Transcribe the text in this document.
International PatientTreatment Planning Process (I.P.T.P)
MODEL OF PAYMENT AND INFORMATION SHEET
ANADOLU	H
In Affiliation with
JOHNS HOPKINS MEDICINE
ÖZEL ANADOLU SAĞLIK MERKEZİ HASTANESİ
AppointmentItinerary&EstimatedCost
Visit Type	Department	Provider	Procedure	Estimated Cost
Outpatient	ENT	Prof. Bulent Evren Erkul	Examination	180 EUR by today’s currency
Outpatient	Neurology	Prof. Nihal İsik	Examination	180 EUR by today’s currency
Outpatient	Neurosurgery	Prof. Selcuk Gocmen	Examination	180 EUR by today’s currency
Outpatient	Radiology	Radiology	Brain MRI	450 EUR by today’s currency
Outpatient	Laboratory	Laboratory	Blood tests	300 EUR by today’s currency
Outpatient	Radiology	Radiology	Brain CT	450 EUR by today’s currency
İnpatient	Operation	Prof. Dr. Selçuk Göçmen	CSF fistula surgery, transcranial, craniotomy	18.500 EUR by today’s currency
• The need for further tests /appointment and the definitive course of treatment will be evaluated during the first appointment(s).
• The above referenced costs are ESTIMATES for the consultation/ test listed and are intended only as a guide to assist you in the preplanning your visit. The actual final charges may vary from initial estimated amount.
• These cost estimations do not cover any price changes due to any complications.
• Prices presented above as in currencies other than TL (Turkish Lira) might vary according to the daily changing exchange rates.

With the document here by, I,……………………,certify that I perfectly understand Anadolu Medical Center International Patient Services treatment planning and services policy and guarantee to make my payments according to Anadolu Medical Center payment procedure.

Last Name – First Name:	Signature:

========================

### TASK INSTRUCTIONS
Your task is to retype all of the records exactly.

### TASK OUTPUT
Transcribe the text in this document.
International PatientTreatment Planning Process (I.P.T.P)
MODEL OF PAYMENT AND INFORMATION SHEET
ANADOLU	H
In Affiliation with
JOHNS HOPKINS MEDICINE
ÖZEL ANADOLU SAĞLIK MERKEZİ HASTANESİ
AppointmentItinerary&EstimatedCost
Visit Type	Department	Provider	Procedure	Estimated Cost
Outpatient	ENT	Prof. Bulent Evren Erkul	Examination	180 EUR by today’s currency
Outpatient	Neurology	Prof. Nihal İsik	Examination	180 EUR by today’s currency
Outpatient	Neurosurgery	Prof. Selcuk Gocmen	Examination	180 EUR by today’s currency
Outpatient	Radiology	Radiology	Brain MRI	450 EUR by today’s currency
Outpatient	Laboratory	Laboratory	Blood tests	300 EUR by today’s currency
Outpatient	Radiology	Radiology	Brain CT	450 EUR by today’s currency
İnpatient	Operation	Prof. Dr. Selçuk Göçmen	CSF fistula surgery, transcranial, craniotomy	18.500 EUR by today’s currency
• The need for further tests /appointment and the definitive course of treatment will be evaluated during the first appointment(s).
• The above referenced costs are ESTIMATES for the consultation/ test listed and are intended only as a guide to assist you in the preplanning your visit. The actual final charges may vary from initial estimated amount.
• These cost estimations do not cover any price changes due to any complications.
• Prices presented above as in currencies other than TL (Turkish Lira) might vary according to the daily changing exchange rates.

With the document here by, I,……………………,certify that I perfectly understand Anadolu Medical Center International Patient Services treatment planning and services policy and guarantee to make my payments according to Anadolu Medical Center payment procedure.

Last Name – First Name:	Signature:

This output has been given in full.